> **REQUIRED TASK**
For each line that holds "JSON", copy the line out.

> **ENTRIES SUPPLIED**

§ §

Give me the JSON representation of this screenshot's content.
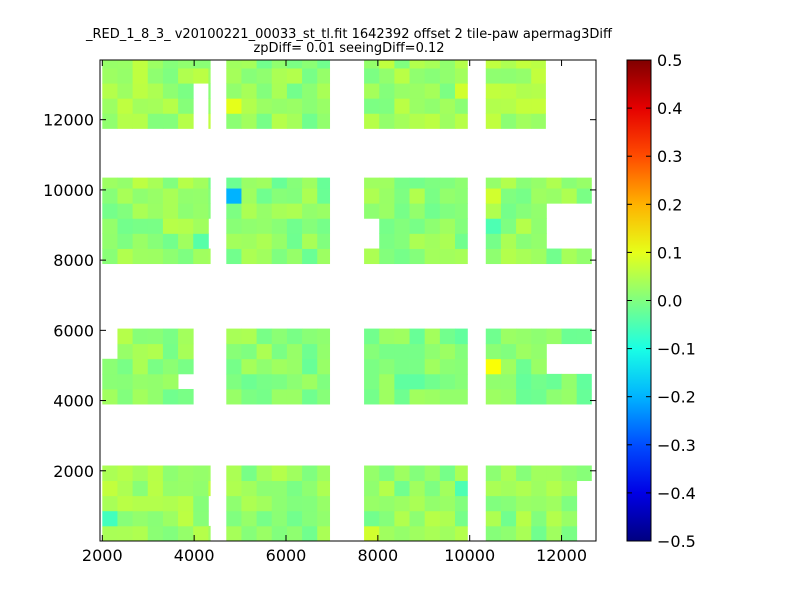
{
  "chart_data": {
    "type": "heatmap",
    "title": "_RED_1_8_3_ v20100221_00033_st_tl.fit 1642392 offset 2 tile-paw apermag3Diff",
    "subtitle": "zpDiff= 0.01 seeingDiff=0.12",
    "xlabel": "",
    "ylabel": "",
    "xlim": [
      1950,
      12750
    ],
    "ylim": [
      0,
      13700
    ],
    "xticks": [
      2000,
      4000,
      6000,
      8000,
      10000,
      12000
    ],
    "yticks": [
      2000,
      4000,
      6000,
      8000,
      10000,
      12000
    ],
    "colorbar": {
      "range": [
        -0.5,
        0.5
      ],
      "ticks": [
        "0.5",
        "0.4",
        "0.3",
        "0.2",
        "0.1",
        "0.0",
        "−0.1",
        "−0.2",
        "−0.3",
        "−0.4",
        "−0.5"
      ],
      "colormap": "jet"
    },
    "grid": false,
    "cell_size": [
      330,
      430
    ],
    "tiles": [
      {
        "x": [
          2000,
          4350
        ],
        "y": [
          0,
          2150
        ],
        "base": 0.03
      },
      {
        "x": [
          4700,
          6950
        ],
        "y": [
          0,
          2150
        ],
        "base": 0.02
      },
      {
        "x": [
          7700,
          9950
        ],
        "y": [
          0,
          2150
        ],
        "base": 0.02
      },
      {
        "x": [
          10350,
          12650
        ],
        "y": [
          0,
          2150
        ],
        "base": 0.02
      },
      {
        "x": [
          2000,
          4000
        ],
        "y": [
          3900,
          6050
        ],
        "base": 0.02
      },
      {
        "x": [
          4700,
          6950
        ],
        "y": [
          3900,
          6050
        ],
        "base": 0.01
      },
      {
        "x": [
          7700,
          9950
        ],
        "y": [
          3900,
          6050
        ],
        "base": 0.0
      },
      {
        "x": [
          10350,
          12650
        ],
        "y": [
          3900,
          6050
        ],
        "base": 0.0
      },
      {
        "x": [
          2000,
          4350
        ],
        "y": [
          7900,
          10350
        ],
        "base": 0.02
      },
      {
        "x": [
          4700,
          6950
        ],
        "y": [
          7900,
          10350
        ],
        "base": 0.01
      },
      {
        "x": [
          7700,
          9950
        ],
        "y": [
          7900,
          10350
        ],
        "base": 0.02
      },
      {
        "x": [
          10350,
          12650
        ],
        "y": [
          7900,
          10350
        ],
        "base": 0.02
      },
      {
        "x": [
          2000,
          4350
        ],
        "y": [
          11750,
          13700
        ],
        "base": 0.03
      },
      {
        "x": [
          4700,
          6950
        ],
        "y": [
          11750,
          13700
        ],
        "base": 0.02
      },
      {
        "x": [
          7700,
          9950
        ],
        "y": [
          11750,
          13700
        ],
        "base": 0.03
      },
      {
        "x": [
          10350,
          11650
        ],
        "y": [
          11750,
          13700
        ],
        "base": 0.04
      }
    ],
    "holes": [
      {
        "x": [
          4000,
          4350
        ],
        "y": [
          3900,
          6050
        ]
      },
      {
        "x": [
          3700,
          4000
        ],
        "y": [
          4300,
          4700
        ]
      },
      {
        "x": [
          4000,
          4350
        ],
        "y": [
          11750,
          12900
        ]
      },
      {
        "x": [
          4350,
          4700
        ],
        "y": [
          300,
          1250
        ]
      },
      {
        "x": [
          7700,
          8000
        ],
        "y": [
          8300,
          9100
        ]
      },
      {
        "x": [
          11650,
          12650
        ],
        "y": [
          4700,
          5700
        ]
      },
      {
        "x": [
          11650,
          12650
        ],
        "y": [
          8300,
          9500
        ]
      },
      {
        "x": [
          4350,
          4700
        ],
        "y": [
          8300,
          9100
        ]
      },
      {
        "x": [
          2000,
          2350
        ],
        "y": [
          5150,
          6050
        ]
      },
      {
        "x": [
          12320,
          12650
        ],
        "y": [
          0,
          1700
        ]
      }
    ],
    "features": [
      {
        "x": 4800,
        "y": 9730,
        "value": -0.2
      },
      {
        "x": 4820,
        "y": 12400,
        "value": 0.1
      },
      {
        "x": 10520,
        "y": 4970,
        "value": 0.12
      },
      {
        "x": 10520,
        "y": 9730,
        "value": 0.08
      },
      {
        "x": 10520,
        "y": 8860,
        "value": -0.05
      },
      {
        "x": 9810,
        "y": 1540,
        "value": -0.05
      },
      {
        "x": 7860,
        "y": 200,
        "value": 0.08
      },
      {
        "x": 9810,
        "y": 12940,
        "value": 0.08
      },
      {
        "x": 2220,
        "y": 660,
        "value": -0.06
      },
      {
        "x": 2820,
        "y": 10180,
        "value": 0.06
      },
      {
        "x": 4200,
        "y": 8600,
        "value": -0.04
      },
      {
        "x": 12370,
        "y": 220,
        "value": -0.05
      },
      {
        "x": 11700,
        "y": 460,
        "value": 0.05
      }
    ]
  }
}
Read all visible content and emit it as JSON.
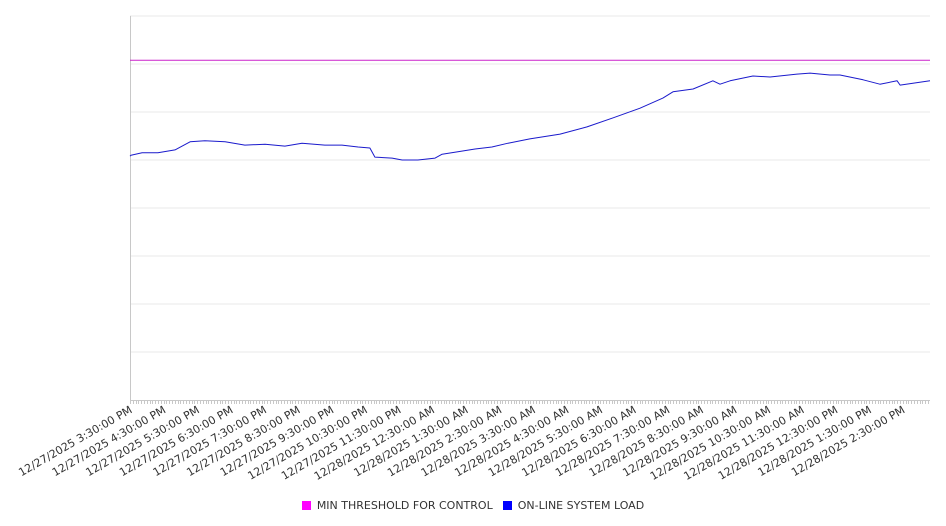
{
  "chart_data": {
    "type": "line",
    "title": "",
    "xlabel": "",
    "ylabel": "",
    "x_unit": "hours since 12/27/2025 3:30:00 PM",
    "xlim": [
      0,
      23.81
    ],
    "ylim": [
      0,
      8
    ],
    "y_gridlines": [
      1,
      2,
      3,
      4,
      5,
      6,
      7,
      8
    ],
    "y_tick_labels_shown": false,
    "grid": true,
    "legend_position": "bottom",
    "x_tick_labels": [
      "12/27/2025 3:30:00 PM",
      "12/27/2025 4:30:00 PM",
      "12/27/2025 5:30:00 PM",
      "12/27/2025 6:30:00 PM",
      "12/27/2025 7:30:00 PM",
      "12/27/2025 8:30:00 PM",
      "12/27/2025 9:30:00 PM",
      "12/27/2025 10:30:00 PM",
      "12/27/2025 11:30:00 PM",
      "12/28/2025 12:30:00 AM",
      "12/28/2025 1:30:00 AM",
      "12/28/2025 2:30:00 AM",
      "12/28/2025 3:30:00 AM",
      "12/28/2025 4:30:00 AM",
      "12/28/2025 5:30:00 AM",
      "12/28/2025 6:30:00 AM",
      "12/28/2025 7:30:00 AM",
      "12/28/2025 8:30:00 AM",
      "12/28/2025 9:30:00 AM",
      "12/28/2025 10:30:00 AM",
      "12/28/2025 11:30:00 AM",
      "12/28/2025 12:30:00 PM",
      "12/28/2025 1:30:00 PM",
      "12/28/2025 2:30:00 PM"
    ],
    "series": [
      {
        "name": "MIN THRESHOLD FOR CONTROL",
        "color": "#ff00ff",
        "line_color": "#cc22cc",
        "x": [
          0,
          23.81
        ],
        "values": [
          7.08,
          7.08
        ]
      },
      {
        "name": "ON-LINE SYSTEM LOAD",
        "color": "#0000ff",
        "line_color": "#1a1acc",
        "x": [
          0,
          0.03,
          0.36,
          0.83,
          1.34,
          1.79,
          2.23,
          2.83,
          3.42,
          4.02,
          4.61,
          5.12,
          5.8,
          6.31,
          6.79,
          7.14,
          7.29,
          7.8,
          8.1,
          8.57,
          9.08,
          9.29,
          9.76,
          10.27,
          10.77,
          11.25,
          11.9,
          12.8,
          13.6,
          14.38,
          15.18,
          15.86,
          16.16,
          16.76,
          17.35,
          17.56,
          17.86,
          18.54,
          19.05,
          19.85,
          20.24,
          20.83,
          21.13,
          21.82,
          22.32,
          22.83,
          22.92,
          23.3,
          23.81
        ],
        "values": [
          5.08,
          5.1,
          5.15,
          5.15,
          5.21,
          5.38,
          5.4,
          5.38,
          5.31,
          5.33,
          5.29,
          5.35,
          5.31,
          5.31,
          5.27,
          5.25,
          5.06,
          5.04,
          5.0,
          5.0,
          5.04,
          5.12,
          5.17,
          5.23,
          5.27,
          5.35,
          5.44,
          5.54,
          5.69,
          5.88,
          6.08,
          6.29,
          6.42,
          6.48,
          6.65,
          6.58,
          6.65,
          6.75,
          6.73,
          6.79,
          6.81,
          6.77,
          6.77,
          6.67,
          6.58,
          6.65,
          6.56,
          6.6,
          6.65
        ]
      }
    ]
  }
}
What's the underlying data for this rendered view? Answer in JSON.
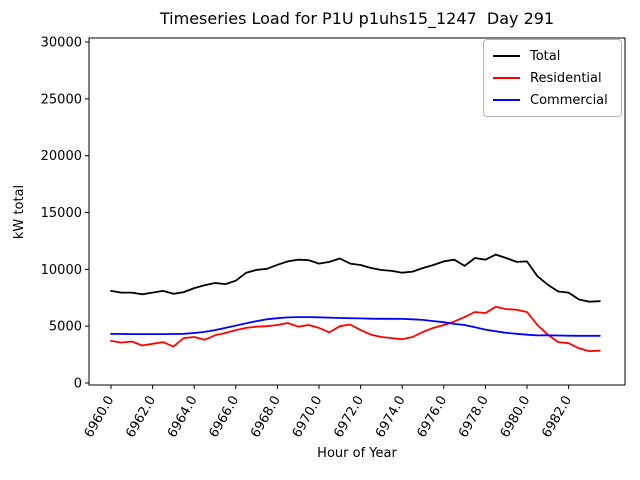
{
  "chart_data": {
    "type": "line",
    "title": "Timeseries Load for P1U p1uhs15_1247  Day 291",
    "xlabel": "Hour of Year",
    "ylabel": "kW total",
    "xlim": [
      6958.9,
      6984.7
    ],
    "ylim": [
      0,
      30000
    ],
    "grid": false,
    "legend_position": "upper right",
    "xticks": [
      6960,
      6962,
      6964,
      6966,
      6968,
      6970,
      6972,
      6974,
      6976,
      6978,
      6980,
      6982
    ],
    "xtick_labels": [
      "6960.0",
      "6962.0",
      "6964.0",
      "6966.0",
      "6968.0",
      "6970.0",
      "6972.0",
      "6974.0",
      "6976.0",
      "6978.0",
      "6980.0",
      "6982.0"
    ],
    "yticks": [
      0,
      5000,
      10000,
      15000,
      20000,
      25000,
      30000
    ],
    "ytick_labels": [
      "0",
      "5000",
      "10000",
      "15000",
      "20000",
      "25000",
      "30000"
    ],
    "x": [
      6960.0,
      6960.5,
      6961.0,
      6961.5,
      6962.0,
      6962.5,
      6963.0,
      6963.5,
      6964.0,
      6964.5,
      6965.0,
      6965.5,
      6966.0,
      6966.5,
      6967.0,
      6967.5,
      6968.0,
      6968.5,
      6969.0,
      6969.5,
      6970.0,
      6970.5,
      6971.0,
      6971.5,
      6972.0,
      6972.5,
      6973.0,
      6973.5,
      6974.0,
      6974.5,
      6975.0,
      6975.5,
      6976.0,
      6976.5,
      6977.0,
      6977.5,
      6978.0,
      6978.5,
      6979.0,
      6979.5,
      6980.0,
      6980.5,
      6981.0,
      6981.5,
      6982.0,
      6982.5,
      6983.0,
      6983.5
    ],
    "series": [
      {
        "name": "Total",
        "color": "#000000",
        "values": [
          8100,
          7950,
          7950,
          7800,
          7950,
          8100,
          7850,
          8000,
          8350,
          8600,
          8800,
          8700,
          9000,
          9700,
          9950,
          10050,
          10400,
          10700,
          10850,
          10800,
          10500,
          10650,
          10950,
          10500,
          10380,
          10120,
          9940,
          9860,
          9700,
          9800,
          10120,
          10380,
          10700,
          10850,
          10300,
          11000,
          10850,
          11300,
          11000,
          10650,
          10700,
          9400,
          8650,
          8050,
          7950,
          7350,
          7150,
          7200
        ]
      },
      {
        "name": "Residential",
        "color": "#ff0000",
        "values": [
          3700,
          3550,
          3650,
          3300,
          3450,
          3600,
          3200,
          3950,
          4050,
          3800,
          4200,
          4400,
          4650,
          4850,
          4950,
          5000,
          5100,
          5280,
          4950,
          5100,
          4850,
          4450,
          5000,
          5150,
          4650,
          4250,
          4050,
          3950,
          3850,
          4050,
          4500,
          4850,
          5100,
          5400,
          5800,
          6250,
          6150,
          6700,
          6500,
          6450,
          6250,
          5100,
          4250,
          3600,
          3500,
          3050,
          2800,
          2850
        ]
      },
      {
        "name": "Commercial",
        "color": "#0000ff",
        "values": [
          4320,
          4310,
          4300,
          4300,
          4300,
          4300,
          4310,
          4330,
          4400,
          4500,
          4650,
          4850,
          5050,
          5250,
          5450,
          5600,
          5700,
          5770,
          5800,
          5800,
          5780,
          5750,
          5720,
          5700,
          5680,
          5660,
          5650,
          5650,
          5640,
          5600,
          5550,
          5450,
          5350,
          5200,
          5100,
          4900,
          4700,
          4550,
          4420,
          4330,
          4250,
          4190,
          4200,
          4180,
          4160,
          4150,
          4150,
          4150
        ]
      }
    ]
  }
}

§ §

> **THE ANSWER**
Give me the JSON representation of this screenshot's content.
Read all visible content and emit it as JSON.
What's the underlying data for this rendered view? Answer in JSON.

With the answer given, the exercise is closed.